DESCRIPTION OF THE TASK — Exclude the pictures and return every line exactly as written.

Dataset entries
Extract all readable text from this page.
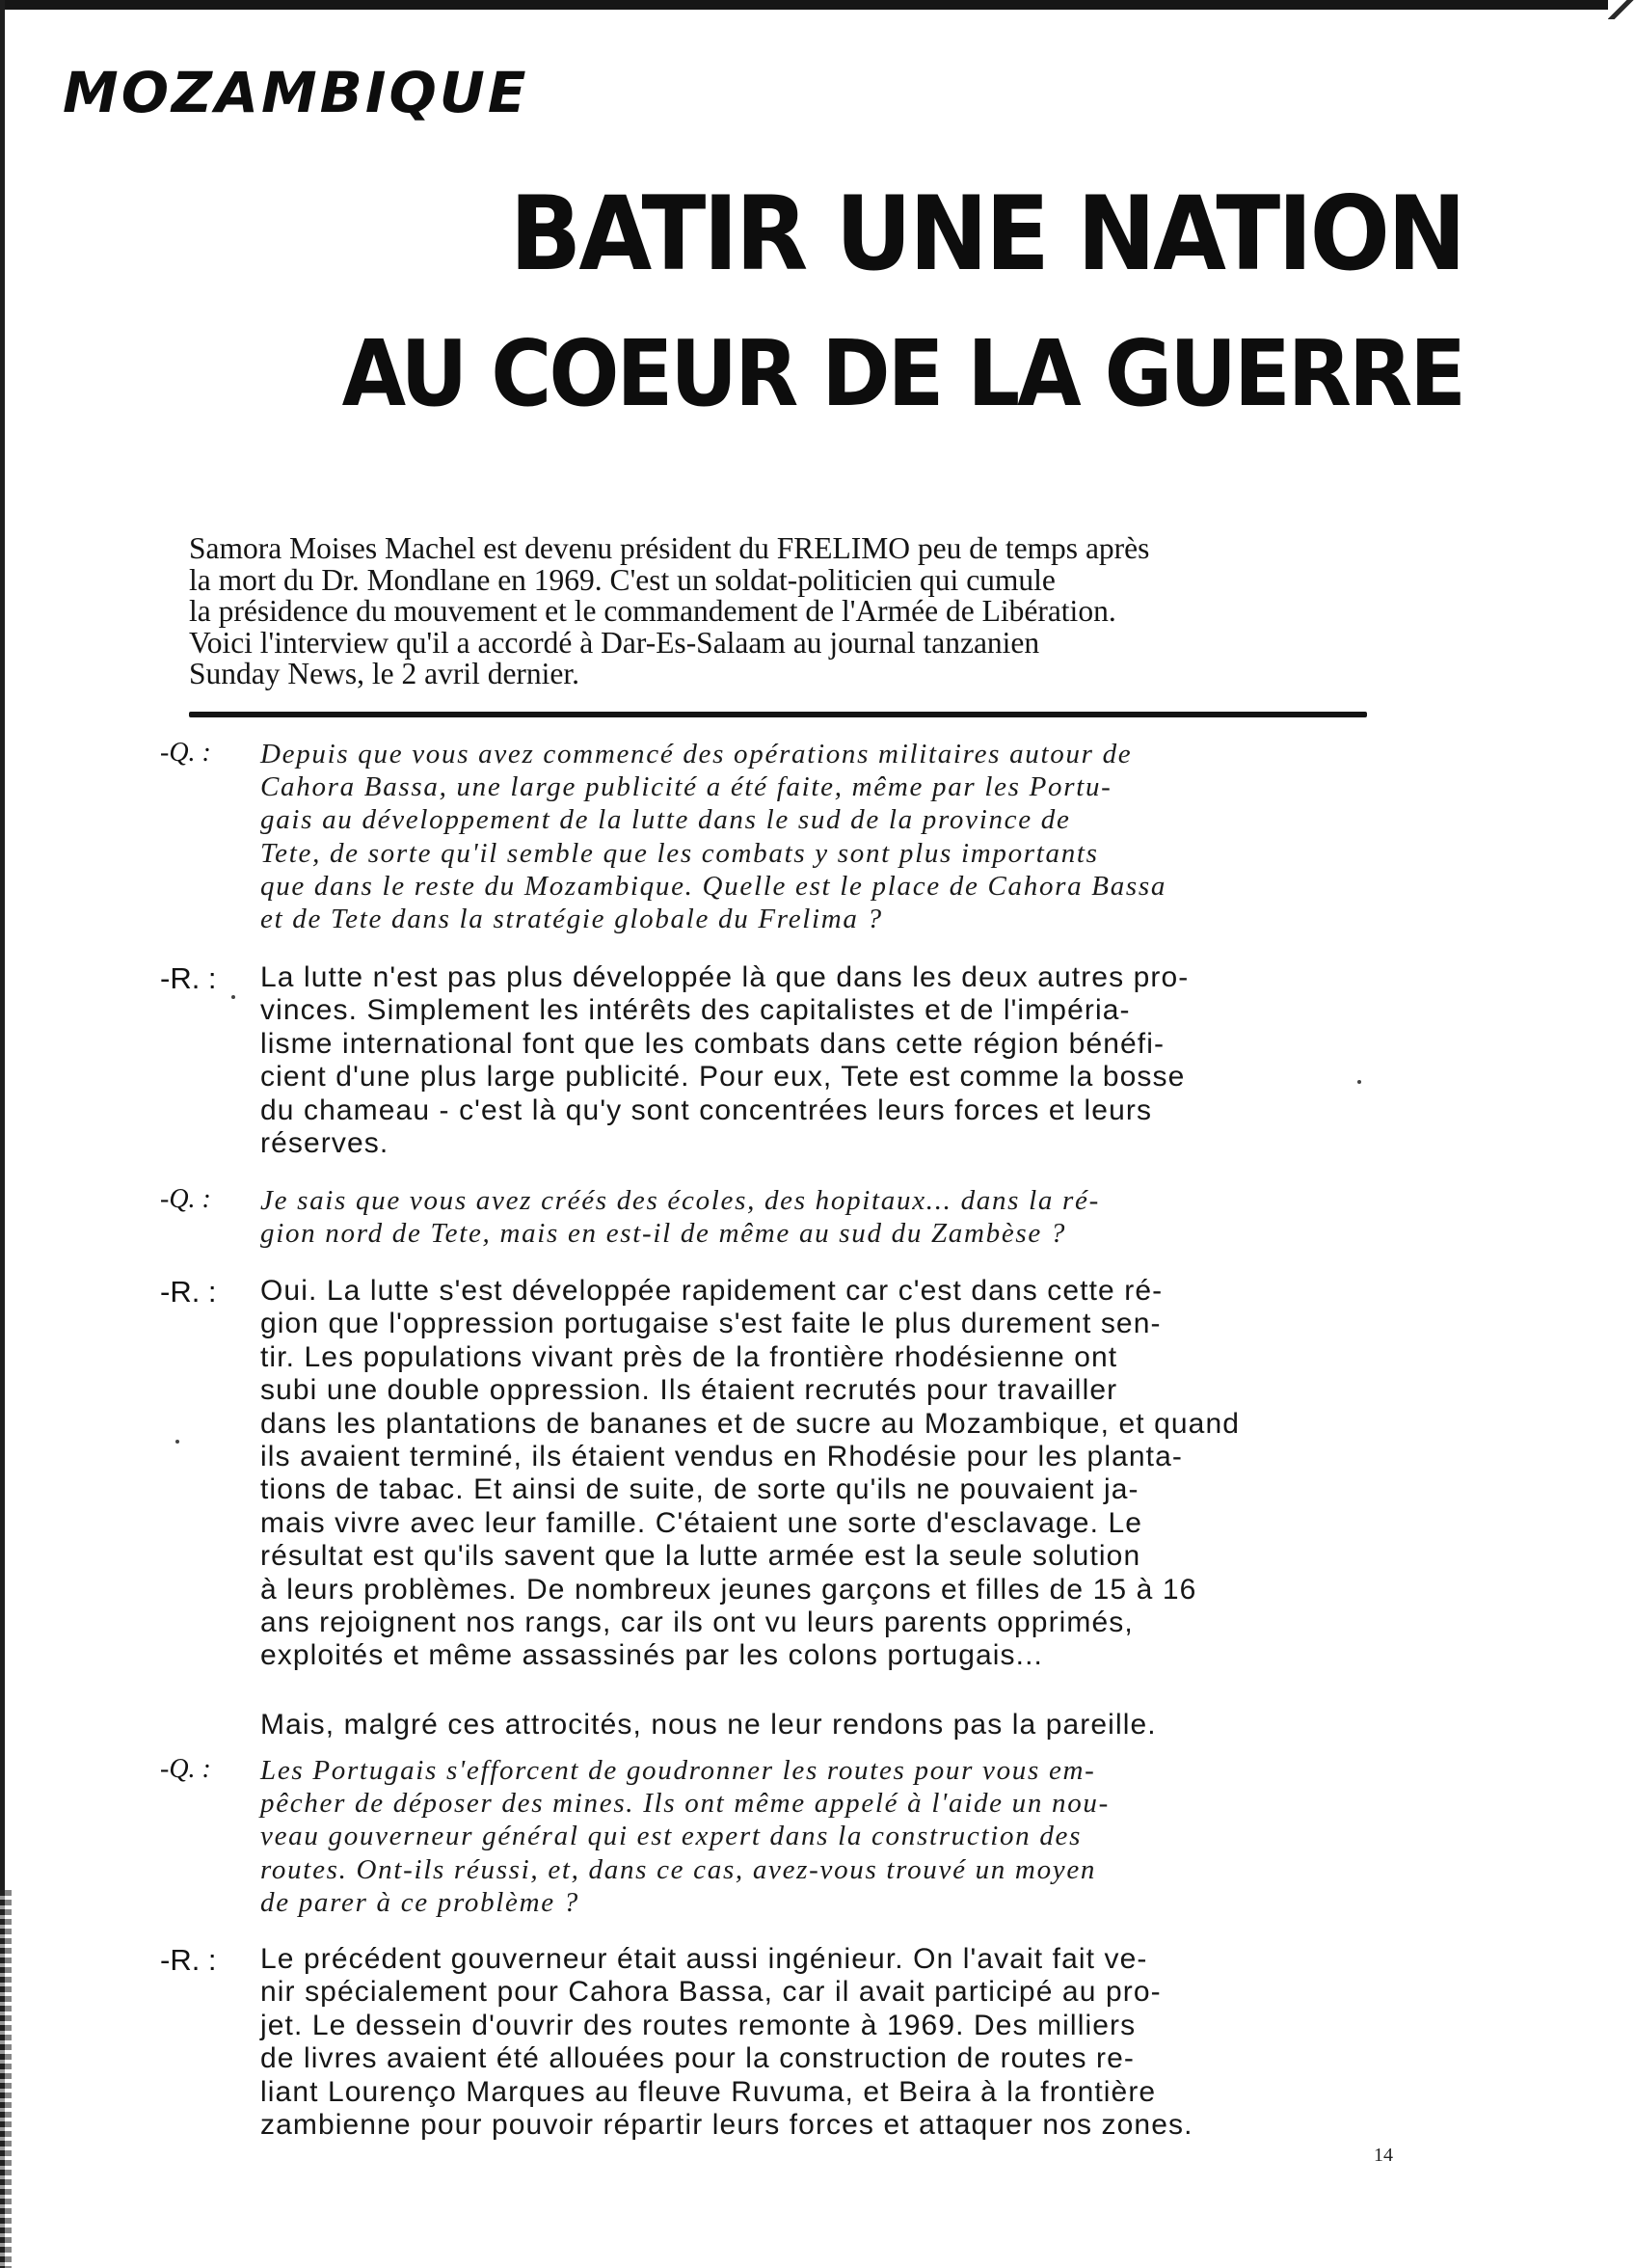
MOZAMBIQUE
BATIR UNE NATION
AU COEUR DE LA GUERRE
Samora Moises Machel est devenu président du FRELIMO peu de temps après
la mort du Dr. Mondlane en 1969. C'est un soldat-politicien qui cumule
la présidence du mouvement et le commandement de l'Armée de Libération.
Voici l'interview qu'il a accordé à Dar-Es-Salaam au journal tanzanien
Sunday News, le 2 avril dernier.
-Q. : Depuis que vous avez commencé des opérations militaires autour de
Cahora Bassa, une large publicité a été faite, même par les Portu-
gais au développement de la lutte dans le sud de la province de
Tete, de sorte qu'il semble que les combats y sont plus importants
que dans le reste du Mozambique. Quelle est le place de Cahora Bassa
et de Tete dans la stratégie globale du Frelima ?
-R. : La lutte n'est pas plus développée là que dans les deux autres pro-
vinces. Simplement les intérêts des capitalistes et de l'impéria-
lisme international font que les combats dans cette région bénéfi-
cient d'une plus large publicité. Pour eux, Tete est comme la bosse
du chameau - c'est là qu'y sont concentrées leurs forces et leurs
réserves.
-Q. : Je sais que vous avez créés des écoles, des hopitaux... dans la ré-
gion nord de Tete, mais en est-il de même au sud du Zambèse ?
-R. : Oui. La lutte s'est développée rapidement car c'est dans cette ré-
gion que l'oppression portugaise s'est faite le plus durement sen-
tir. Les populations vivant près de la frontière rhodésienne ont
subi une double oppression. Ils étaient recrutés pour travailler
dans les plantations de bananes et de sucre au Mozambique, et quand
ils avaient terminé, ils étaient vendus en Rhodésie pour les planta-
tions de tabac. Et ainsi de suite, de sorte qu'ils ne pouvaient ja-
mais vivre avec leur famille. C'étaient une sorte d'esclavage. Le
résultat est qu'ils savent que la lutte armée est la seule solution
à leurs problèmes. De nombreux jeunes garçons et filles de 15 à 16
ans rejoignent nos rangs, car ils ont vu leurs parents opprimés,
exploités et même assassinés par les colons portugais...
Mais, malgré ces attrocités, nous ne leur rendons pas la pareille.
-Q. : Les Portugais s'efforcent de goudronner les routes pour vous em-
pêcher de déposer des mines. Ils ont même appelé à l'aide un nou-
veau gouverneur général qui est expert dans la construction des
routes. Ont-ils réussi, et, dans ce cas, avez-vous trouvé un moyen
de parer à ce problème ?
-R. : Le précédent gouverneur était aussi ingénieur. On l'avait fait ve-
nir spécialement pour Cahora Bassa, car il avait participé au pro-
jet. Le dessein d'ouvrir des routes remonte à 1969. Des milliers
de livres avaient été allouées pour la construction de routes re-
liant Lourenço Marques au fleuve Ruvuma, et Beira à la frontière
zambienne pour pouvoir répartir leurs forces et attaquer nos zones.
14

ANSWER FOR THE TASK —
Extract all readable text from this page.
MOZAMBIQUE
BATIR UNE NATION
AU COEUR DE LA GUERRE
Samora Moises Machel est devenu président du FRELIMO peu de temps après
la mort du Dr. Mondlane en 1969. C'est un soldat-politicien qui cumule
la présidence du mouvement et le commandement de l'Armée de Libération.
Voici l'interview qu'il a accordé à Dar-Es-Salaam au journal tanzanien
Sunday News, le 2 avril dernier.
-Q. : Depuis que vous avez commencé des opérations militaires autour de
Cahora Bassa, une large publicité a été faite, même par les Portu-
gais au développement de la lutte dans le sud de la province de
Tete, de sorte qu'il semble que les combats y sont plus importants
que dans le reste du Mozambique. Quelle est le place de Cahora Bassa
et de Tete dans la stratégie globale du Frelima ?
-R. : La lutte n'est pas plus développée là que dans les deux autres pro-
vinces. Simplement les intérêts des capitalistes et de l'impéria-
lisme international font que les combats dans cette région bénéfi-
cient d'une plus large publicité. Pour eux, Tete est comme la bosse
du chameau - c'est là qu'y sont concentrées leurs forces et leurs
réserves.
-Q. : Je sais que vous avez créés des écoles, des hopitaux... dans la ré-
gion nord de Tete, mais en est-il de même au sud du Zambèse ?
-R. : Oui. La lutte s'est développée rapidement car c'est dans cette ré-
gion que l'oppression portugaise s'est faite le plus durement sen-
tir. Les populations vivant près de la frontière rhodésienne ont
subi une double oppression. Ils étaient recrutés pour travailler
dans les plantations de bananes et de sucre au Mozambique, et quand
ils avaient terminé, ils étaient vendus en Rhodésie pour les planta-
tions de tabac. Et ainsi de suite, de sorte qu'ils ne pouvaient ja-
mais vivre avec leur famille. C'étaient une sorte d'esclavage. Le
résultat est qu'ils savent que la lutte armée est la seule solution
à leurs problèmes. De nombreux jeunes garçons et filles de 15 à 16
ans rejoignent nos rangs, car ils ont vu leurs parents opprimés,
exploités et même assassinés par les colons portugais...
Mais, malgré ces attrocités, nous ne leur rendons pas la pareille.
-Q. : Les Portugais s'efforcent de goudronner les routes pour vous em-
pêcher de déposer des mines. Ils ont même appelé à l'aide un nou-
veau gouverneur général qui est expert dans la construction des
routes. Ont-ils réussi, et, dans ce cas, avez-vous trouvé un moyen
de parer à ce problème ?
-R. : Le précédent gouverneur était aussi ingénieur. On l'avait fait ve-
nir spécialement pour Cahora Bassa, car il avait participé au pro-
jet. Le dessein d'ouvrir des routes remonte à 1969. Des milliers
de livres avaient été allouées pour la construction de routes re-
liant Lourenço Marques au fleuve Ruvuma, et Beira à la frontière
zambienne pour pouvoir répartir leurs forces et attaquer nos zones.
14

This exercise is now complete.